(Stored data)
◇ ◇ ◇ ◇ ◇ ◇ ◇
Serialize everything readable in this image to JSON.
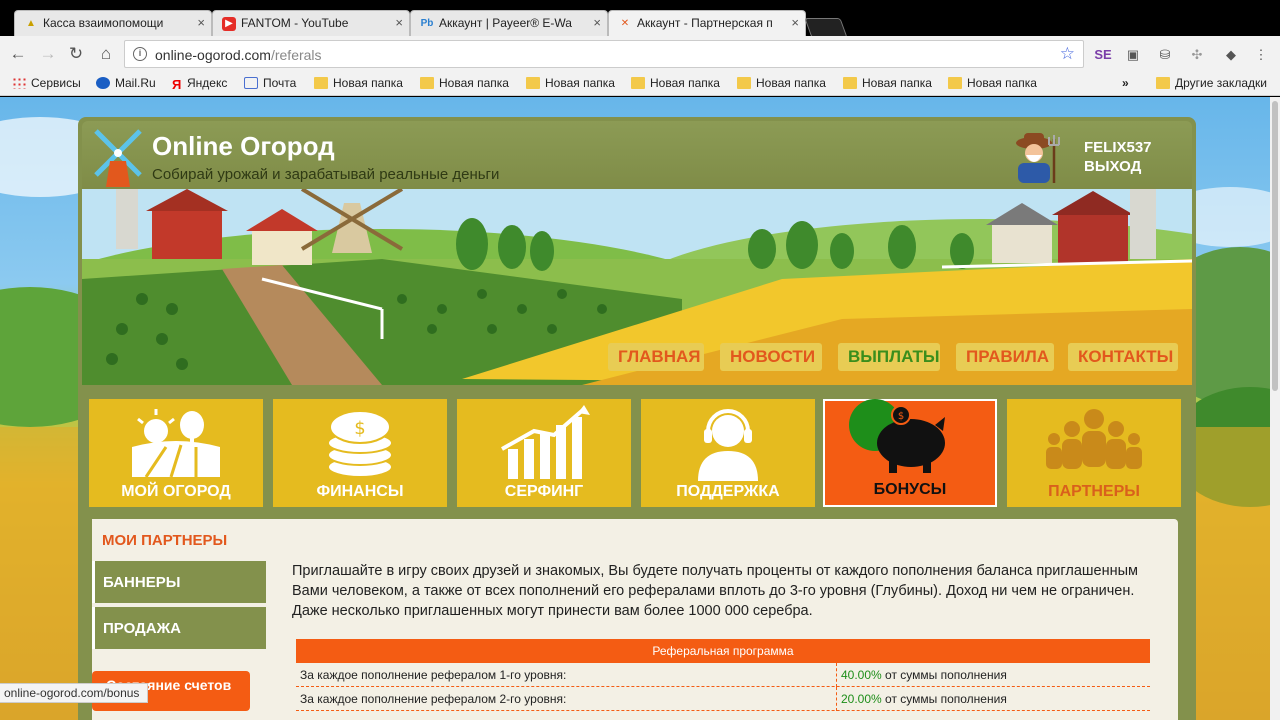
{
  "browser": {
    "tabs": [
      {
        "title": "Касса взаимопомощи",
        "icon": "warning-icon"
      },
      {
        "title": "FANTOM - YouTube",
        "icon": "youtube-icon"
      },
      {
        "title": "Аккаунт | Payeer® E-Wa",
        "icon": "payeer-icon"
      },
      {
        "title": "Аккаунт - Партнерская п",
        "icon": "windmill-icon"
      }
    ],
    "url_domain": "online-ogorod.com",
    "url_path": "/referals",
    "bookmarks": [
      "Сервисы",
      "Mail.Ru",
      "Яндекс",
      "Почта",
      "Новая папка",
      "Новая папка",
      "Новая папка",
      "Новая папка",
      "Новая папка",
      "Новая папка",
      "Новая папка"
    ],
    "overflow_label": "»",
    "other_bookmarks": "Другие закладки",
    "status_url": "online-ogorod.com/bonus"
  },
  "site": {
    "title": "Online Огород",
    "slogan": "Собирай урожай и зарабатывай реальные деньги",
    "username": "FELIX537",
    "logout": "ВЫХОД"
  },
  "nav": [
    "ГЛАВНАЯ",
    "НОВОСТИ",
    "ВЫПЛАТЫ",
    "ПРАВИЛА",
    "КОНТАКТЫ"
  ],
  "tiles": [
    {
      "label": "МОЙ ОГОРОД",
      "icon": "farm-icon"
    },
    {
      "label": "ФИНАНСЫ",
      "icon": "coins-icon"
    },
    {
      "label": "СЕРФИНГ",
      "icon": "chart-icon"
    },
    {
      "label": "ПОДДЕРЖКА",
      "icon": "support-icon"
    },
    {
      "label": "БОНУСЫ",
      "icon": "piggy-bank-icon"
    },
    {
      "label": "ПАРТНЕРЫ",
      "icon": "partners-icon"
    }
  ],
  "sidebar": {
    "active": "МОИ ПАРТНЕРЫ",
    "items": [
      "БАННЕРЫ",
      "ПРОДАЖА"
    ],
    "orange": "Состояние счетов"
  },
  "intro": "Приглашайте в игру своих друзей и знакомых, Вы будете получать проценты от каждого пополнения баланса приглашенным Вами человеком, а также от всех пополнений его рефералами вплоть до 3-го уровня (Глубины). Доход ни чем не ограничен. Даже несколько приглашенных могут принести вам более 1000 000 серебра.",
  "ref_table": {
    "title": "Реферальная программа",
    "rows": [
      {
        "label": "За каждое пополнение рефералом 1-го уровня:",
        "pct": "40.00%",
        "suffix": " от суммы пополнения"
      },
      {
        "label": "За каждое пополнение рефералом 2-го уровня:",
        "pct": "20.00%",
        "suffix": " от суммы пополнения"
      }
    ]
  },
  "colors": {
    "accent": "#f45c13",
    "tile": "#e5bb1f",
    "frame": "#83914c",
    "nav_text": "#e2581d",
    "green": "#1e8e1a"
  }
}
◇ ◇ ◇ ◇ ◇ ◇ ◇
→ **Problem details**:
Without including any pictures, reproduce the listing exactly.

→ **Final result**:
Serialize everything readable in this image to JSON.
{
  "browser": {
    "tabs": [
      {
        "title": "Касса взаимопомощи",
        "icon": "warning-icon"
      },
      {
        "title": "FANTOM - YouTube",
        "icon": "youtube-icon"
      },
      {
        "title": "Аккаунт | Payeer® E-Wa",
        "icon": "payeer-icon"
      },
      {
        "title": "Аккаунт - Партнерская п",
        "icon": "windmill-icon"
      }
    ],
    "url_domain": "online-ogorod.com",
    "url_path": "/referals",
    "bookmarks": [
      "Сервисы",
      "Mail.Ru",
      "Яндекс",
      "Почта",
      "Новая папка",
      "Новая папка",
      "Новая папка",
      "Новая папка",
      "Новая папка",
      "Новая папка",
      "Новая папка"
    ],
    "overflow_label": "»",
    "other_bookmarks": "Другие закладки",
    "status_url": "online-ogorod.com/bonus"
  },
  "site": {
    "title": "Online Огород",
    "slogan": "Собирай урожай и зарабатывай реальные деньги",
    "username": "FELIX537",
    "logout": "ВЫХОД"
  },
  "nav": [
    "ГЛАВНАЯ",
    "НОВОСТИ",
    "ВЫПЛАТЫ",
    "ПРАВИЛА",
    "КОНТАКТЫ"
  ],
  "tiles": [
    {
      "label": "МОЙ ОГОРОД",
      "icon": "farm-icon"
    },
    {
      "label": "ФИНАНСЫ",
      "icon": "coins-icon"
    },
    {
      "label": "СЕРФИНГ",
      "icon": "chart-icon"
    },
    {
      "label": "ПОДДЕРЖКА",
      "icon": "support-icon"
    },
    {
      "label": "БОНУСЫ",
      "icon": "piggy-bank-icon"
    },
    {
      "label": "ПАРТНЕРЫ",
      "icon": "partners-icon"
    }
  ],
  "sidebar": {
    "active": "МОИ ПАРТНЕРЫ",
    "items": [
      "БАННЕРЫ",
      "ПРОДАЖА"
    ],
    "orange": "Состояние счетов"
  },
  "intro": "Приглашайте в игру своих друзей и знакомых, Вы будете получать проценты от каждого пополнения баланса приглашенным Вами человеком, а также от всех пополнений его рефералами вплоть до 3-го уровня (Глубины). Доход ни чем не ограничен. Даже несколько приглашенных могут принести вам более 1000 000 серебра.",
  "ref_table": {
    "title": "Реферальная программа",
    "rows": [
      {
        "label": "За каждое пополнение рефералом 1-го уровня:",
        "pct": "40.00%",
        "suffix": " от суммы пополнения"
      },
      {
        "label": "За каждое пополнение рефералом 2-го уровня:",
        "pct": "20.00%",
        "suffix": " от суммы пополнения"
      }
    ]
  },
  "colors": {
    "accent": "#f45c13",
    "tile": "#e5bb1f",
    "frame": "#83914c",
    "nav_text": "#e2581d",
    "green": "#1e8e1a"
  }
}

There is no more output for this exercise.